§ **Directions for this task**
Copy out each line featuring the string "Equivalents" from the entries beneath.

++++++++++

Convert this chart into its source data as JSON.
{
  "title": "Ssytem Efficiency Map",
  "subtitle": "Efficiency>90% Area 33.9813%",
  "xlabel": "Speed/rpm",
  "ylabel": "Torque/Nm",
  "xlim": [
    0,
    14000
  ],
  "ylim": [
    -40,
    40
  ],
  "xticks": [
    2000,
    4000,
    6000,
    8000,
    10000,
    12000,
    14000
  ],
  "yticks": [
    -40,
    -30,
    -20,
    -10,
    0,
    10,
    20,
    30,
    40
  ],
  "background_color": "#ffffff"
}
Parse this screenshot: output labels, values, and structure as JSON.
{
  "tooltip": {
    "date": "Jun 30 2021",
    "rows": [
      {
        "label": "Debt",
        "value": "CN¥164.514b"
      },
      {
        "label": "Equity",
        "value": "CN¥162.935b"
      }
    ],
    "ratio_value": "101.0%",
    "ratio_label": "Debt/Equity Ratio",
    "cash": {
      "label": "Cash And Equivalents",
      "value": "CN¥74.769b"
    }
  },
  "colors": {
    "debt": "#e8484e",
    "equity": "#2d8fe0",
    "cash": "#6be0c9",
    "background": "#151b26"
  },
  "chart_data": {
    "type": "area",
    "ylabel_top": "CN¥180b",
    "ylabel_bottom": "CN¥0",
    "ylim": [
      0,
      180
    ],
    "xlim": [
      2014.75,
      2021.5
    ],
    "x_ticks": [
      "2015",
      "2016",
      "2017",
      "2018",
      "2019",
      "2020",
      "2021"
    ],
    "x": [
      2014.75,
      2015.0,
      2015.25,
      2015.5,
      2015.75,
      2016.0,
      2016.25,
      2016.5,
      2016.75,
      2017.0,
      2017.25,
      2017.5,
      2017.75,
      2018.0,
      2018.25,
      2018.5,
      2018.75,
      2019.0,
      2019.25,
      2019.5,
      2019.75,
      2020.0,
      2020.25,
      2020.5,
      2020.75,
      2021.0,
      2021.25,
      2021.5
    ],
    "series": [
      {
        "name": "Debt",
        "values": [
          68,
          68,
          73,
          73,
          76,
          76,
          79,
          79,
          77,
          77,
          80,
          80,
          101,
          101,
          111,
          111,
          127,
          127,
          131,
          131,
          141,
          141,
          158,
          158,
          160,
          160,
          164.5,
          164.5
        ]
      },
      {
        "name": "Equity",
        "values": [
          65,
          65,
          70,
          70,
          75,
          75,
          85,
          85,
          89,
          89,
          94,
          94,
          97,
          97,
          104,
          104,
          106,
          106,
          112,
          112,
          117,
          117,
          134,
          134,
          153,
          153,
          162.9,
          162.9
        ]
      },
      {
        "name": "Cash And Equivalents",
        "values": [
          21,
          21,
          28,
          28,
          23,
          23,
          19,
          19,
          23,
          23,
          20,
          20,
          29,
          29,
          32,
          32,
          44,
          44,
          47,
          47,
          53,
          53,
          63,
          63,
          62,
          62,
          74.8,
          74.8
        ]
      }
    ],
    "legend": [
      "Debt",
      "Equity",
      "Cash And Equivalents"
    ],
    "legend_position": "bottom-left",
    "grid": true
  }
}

++++++++++

§ **Correct answer**
      "label": "Cash And Equivalents",
        "name": "Cash And Equivalents",
      "Cash And Equivalents"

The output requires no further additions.